Source document.
I asked one of the managers at Academy a few months ago if they were really moving, and they made it sound like they were just going to be moving into a bigger store, nothing fancy.


----------



## flukedaddy (Apr 11, 2009)

Quietgenialboy said:


> Belks is moving to the Cordova Mall at the end of September (Into the Old Men's Dillards), once this happens Academy was supposed to take over the vacant Belks building at University Mall. Dick's sporting goods will be the Parisian location at the Cordova Mall (I believe Parisian and Belks are the same company).
> 
> *I asked one of the managers at Academy a few months ago if they were really moving, and they made it sound like they were just going to be moving into a bigger store, nothing fancy.*


 

Man don't come in here raining on our parade... Besides I heard they were gonna have live animal hunts @ the new spot.:whistling:


----------



## Quietgenialboy (Aug 21, 2012)

flukedaddy said:


> I heard they were gonna have live animal hunts @ the new spot.:whistling:


If the same customers that used to shop at the University Mall come back...they might. Gotta keep things quiet though, I guess that would mean indoor bow range is a go.


----------



## Hook (Oct 2, 2007)

Dicks makes West Marine look like a discount house. Have been to the one in Atlanta and talk about high prices.

(Entries drawn from a collection)
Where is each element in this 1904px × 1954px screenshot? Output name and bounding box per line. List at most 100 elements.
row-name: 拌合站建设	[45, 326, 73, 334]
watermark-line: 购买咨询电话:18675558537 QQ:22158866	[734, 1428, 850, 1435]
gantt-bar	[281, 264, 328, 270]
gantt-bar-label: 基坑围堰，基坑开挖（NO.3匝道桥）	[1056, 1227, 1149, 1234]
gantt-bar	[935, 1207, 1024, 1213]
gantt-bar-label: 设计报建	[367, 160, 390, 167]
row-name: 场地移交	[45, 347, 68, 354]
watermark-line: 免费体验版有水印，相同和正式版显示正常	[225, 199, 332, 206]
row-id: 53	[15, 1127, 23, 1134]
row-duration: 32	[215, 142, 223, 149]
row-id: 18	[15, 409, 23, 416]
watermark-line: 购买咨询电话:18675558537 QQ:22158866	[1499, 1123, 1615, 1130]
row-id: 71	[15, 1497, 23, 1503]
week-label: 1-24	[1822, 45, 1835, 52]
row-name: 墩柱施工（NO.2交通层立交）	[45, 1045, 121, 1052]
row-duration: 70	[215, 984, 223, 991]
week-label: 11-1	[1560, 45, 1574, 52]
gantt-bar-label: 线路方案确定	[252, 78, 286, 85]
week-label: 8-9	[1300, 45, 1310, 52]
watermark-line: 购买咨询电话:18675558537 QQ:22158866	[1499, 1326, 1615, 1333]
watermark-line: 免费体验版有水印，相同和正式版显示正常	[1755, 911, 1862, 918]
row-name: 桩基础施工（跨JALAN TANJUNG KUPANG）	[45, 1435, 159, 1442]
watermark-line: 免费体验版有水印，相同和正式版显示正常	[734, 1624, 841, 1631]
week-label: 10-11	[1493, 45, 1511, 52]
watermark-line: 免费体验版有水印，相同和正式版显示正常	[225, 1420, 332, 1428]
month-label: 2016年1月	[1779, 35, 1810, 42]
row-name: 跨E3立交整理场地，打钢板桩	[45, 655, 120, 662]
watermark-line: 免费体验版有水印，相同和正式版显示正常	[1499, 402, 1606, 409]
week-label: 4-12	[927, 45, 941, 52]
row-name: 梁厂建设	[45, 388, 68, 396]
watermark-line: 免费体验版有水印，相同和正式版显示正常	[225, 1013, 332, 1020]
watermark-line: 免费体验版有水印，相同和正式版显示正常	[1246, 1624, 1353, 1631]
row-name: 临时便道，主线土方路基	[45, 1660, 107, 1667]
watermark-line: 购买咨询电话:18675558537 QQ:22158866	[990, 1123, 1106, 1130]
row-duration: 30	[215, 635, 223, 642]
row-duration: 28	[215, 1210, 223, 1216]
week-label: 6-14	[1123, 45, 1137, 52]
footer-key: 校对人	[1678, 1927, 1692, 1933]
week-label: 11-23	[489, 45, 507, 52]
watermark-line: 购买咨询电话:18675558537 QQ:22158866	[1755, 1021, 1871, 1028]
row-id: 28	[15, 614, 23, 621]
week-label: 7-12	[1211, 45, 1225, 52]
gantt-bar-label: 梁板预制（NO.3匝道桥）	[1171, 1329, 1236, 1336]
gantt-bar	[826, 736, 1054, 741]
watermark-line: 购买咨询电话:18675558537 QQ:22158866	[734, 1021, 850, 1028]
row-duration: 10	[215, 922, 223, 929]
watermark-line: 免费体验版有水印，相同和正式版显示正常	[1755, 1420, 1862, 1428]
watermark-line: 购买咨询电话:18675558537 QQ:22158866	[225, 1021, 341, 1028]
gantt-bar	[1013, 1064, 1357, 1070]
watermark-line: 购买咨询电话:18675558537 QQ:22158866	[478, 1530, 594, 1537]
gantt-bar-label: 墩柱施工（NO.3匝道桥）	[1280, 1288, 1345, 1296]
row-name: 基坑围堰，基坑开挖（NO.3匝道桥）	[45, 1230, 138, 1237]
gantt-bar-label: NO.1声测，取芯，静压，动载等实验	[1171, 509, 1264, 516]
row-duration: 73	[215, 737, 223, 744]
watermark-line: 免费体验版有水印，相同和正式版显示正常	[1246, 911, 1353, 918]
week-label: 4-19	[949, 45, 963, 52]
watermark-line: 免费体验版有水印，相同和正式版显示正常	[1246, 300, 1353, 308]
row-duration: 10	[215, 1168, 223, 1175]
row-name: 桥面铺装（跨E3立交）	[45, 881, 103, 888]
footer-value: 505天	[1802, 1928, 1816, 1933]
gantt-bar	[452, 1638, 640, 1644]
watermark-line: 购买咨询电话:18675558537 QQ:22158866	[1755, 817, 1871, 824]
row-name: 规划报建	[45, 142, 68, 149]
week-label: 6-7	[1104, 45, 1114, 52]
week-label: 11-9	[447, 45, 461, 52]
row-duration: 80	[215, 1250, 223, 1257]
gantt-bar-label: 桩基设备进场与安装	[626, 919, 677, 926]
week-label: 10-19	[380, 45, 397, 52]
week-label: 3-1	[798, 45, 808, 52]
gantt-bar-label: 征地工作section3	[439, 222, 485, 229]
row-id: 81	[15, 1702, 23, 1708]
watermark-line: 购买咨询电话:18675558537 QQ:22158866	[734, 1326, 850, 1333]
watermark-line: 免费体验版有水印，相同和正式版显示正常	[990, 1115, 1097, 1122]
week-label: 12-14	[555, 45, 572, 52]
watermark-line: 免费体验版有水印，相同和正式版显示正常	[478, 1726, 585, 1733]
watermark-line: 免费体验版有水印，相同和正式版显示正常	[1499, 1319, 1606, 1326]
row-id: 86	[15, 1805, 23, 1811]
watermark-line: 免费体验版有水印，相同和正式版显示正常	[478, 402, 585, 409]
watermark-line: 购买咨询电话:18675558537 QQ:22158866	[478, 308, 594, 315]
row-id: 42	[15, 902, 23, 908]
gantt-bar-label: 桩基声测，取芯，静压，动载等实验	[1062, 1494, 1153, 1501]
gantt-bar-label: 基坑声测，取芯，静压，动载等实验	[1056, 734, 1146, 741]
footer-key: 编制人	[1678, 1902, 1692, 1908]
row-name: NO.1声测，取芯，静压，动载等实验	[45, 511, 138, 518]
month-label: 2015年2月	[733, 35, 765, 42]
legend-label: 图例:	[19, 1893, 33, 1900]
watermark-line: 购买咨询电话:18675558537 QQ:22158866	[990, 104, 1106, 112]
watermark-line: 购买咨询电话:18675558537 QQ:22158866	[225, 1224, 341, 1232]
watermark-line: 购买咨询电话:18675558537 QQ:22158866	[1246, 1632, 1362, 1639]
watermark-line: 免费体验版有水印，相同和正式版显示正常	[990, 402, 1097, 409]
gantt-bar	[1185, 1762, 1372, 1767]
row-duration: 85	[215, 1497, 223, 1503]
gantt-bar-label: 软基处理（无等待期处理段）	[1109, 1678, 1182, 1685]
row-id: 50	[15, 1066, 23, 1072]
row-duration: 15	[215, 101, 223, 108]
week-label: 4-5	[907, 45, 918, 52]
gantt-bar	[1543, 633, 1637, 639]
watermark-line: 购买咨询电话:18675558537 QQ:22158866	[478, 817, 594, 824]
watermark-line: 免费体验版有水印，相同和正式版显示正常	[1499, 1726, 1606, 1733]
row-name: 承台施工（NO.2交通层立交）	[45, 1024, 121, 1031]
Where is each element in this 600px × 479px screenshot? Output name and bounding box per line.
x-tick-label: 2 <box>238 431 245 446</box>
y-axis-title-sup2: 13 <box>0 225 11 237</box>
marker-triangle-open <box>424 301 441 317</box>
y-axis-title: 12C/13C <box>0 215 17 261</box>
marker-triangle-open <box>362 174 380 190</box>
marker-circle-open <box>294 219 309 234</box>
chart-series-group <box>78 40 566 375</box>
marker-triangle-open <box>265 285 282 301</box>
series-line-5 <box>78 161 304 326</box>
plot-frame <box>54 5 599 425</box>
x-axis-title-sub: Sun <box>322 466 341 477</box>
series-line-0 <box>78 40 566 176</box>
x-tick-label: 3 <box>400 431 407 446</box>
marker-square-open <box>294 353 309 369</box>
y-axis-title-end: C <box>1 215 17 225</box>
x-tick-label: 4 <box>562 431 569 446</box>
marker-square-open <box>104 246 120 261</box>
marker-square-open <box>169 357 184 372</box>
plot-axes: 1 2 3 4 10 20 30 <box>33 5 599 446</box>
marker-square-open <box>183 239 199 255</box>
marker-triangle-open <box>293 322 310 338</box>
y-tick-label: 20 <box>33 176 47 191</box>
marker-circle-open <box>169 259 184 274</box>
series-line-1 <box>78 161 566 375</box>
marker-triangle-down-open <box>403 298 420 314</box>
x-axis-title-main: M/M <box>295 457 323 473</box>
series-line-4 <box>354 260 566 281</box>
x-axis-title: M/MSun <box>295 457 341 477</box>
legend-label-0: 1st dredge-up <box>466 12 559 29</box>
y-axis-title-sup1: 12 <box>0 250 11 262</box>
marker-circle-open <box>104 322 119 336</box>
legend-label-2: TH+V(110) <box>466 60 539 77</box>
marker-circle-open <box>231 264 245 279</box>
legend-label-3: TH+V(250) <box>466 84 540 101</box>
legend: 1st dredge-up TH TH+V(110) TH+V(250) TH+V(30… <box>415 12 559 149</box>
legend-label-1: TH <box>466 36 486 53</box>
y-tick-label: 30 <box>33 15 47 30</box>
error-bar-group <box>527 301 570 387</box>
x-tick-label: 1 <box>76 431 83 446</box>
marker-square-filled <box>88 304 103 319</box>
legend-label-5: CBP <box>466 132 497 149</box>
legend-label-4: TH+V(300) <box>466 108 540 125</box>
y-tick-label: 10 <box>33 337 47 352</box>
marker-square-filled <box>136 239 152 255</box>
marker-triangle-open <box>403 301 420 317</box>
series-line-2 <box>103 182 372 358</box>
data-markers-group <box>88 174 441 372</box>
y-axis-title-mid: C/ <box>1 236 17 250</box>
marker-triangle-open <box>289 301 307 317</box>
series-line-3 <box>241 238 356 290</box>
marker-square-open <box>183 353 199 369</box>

Objective. Go on with the forum thread on the sporting goods stores at the malls, picking up after its last post. The entries stand apart from the forum thread on the sporting goods stores and are separate material.

Answer to this exercise.
----------



## kendive (Sep 9, 2008)

Hook said:


> Dicks makes West Marine look like a discount house. Have been to the one in Atlanta and talk about high prices.


You got that right...

I like it better when it was a Galyans in Atlanta.


----------



## ablesbradley (Sep 24, 2009)

Hey,
The rumors are very true. The new academy is going to be located at university mall. The store is going to be a lot bigger to accomidate the increase in merchandise. From what i heard working there in hunting and fishing. There is supposed to be an anchery range and a much bigger boat yard along with a lot more merchandise. From what we have been told is we should be moved by christmas. But agian this is what we hear working and i dont have all the facts. But its supposed to huge and amazing. I cant wait for the move. It will make me job a lot easier.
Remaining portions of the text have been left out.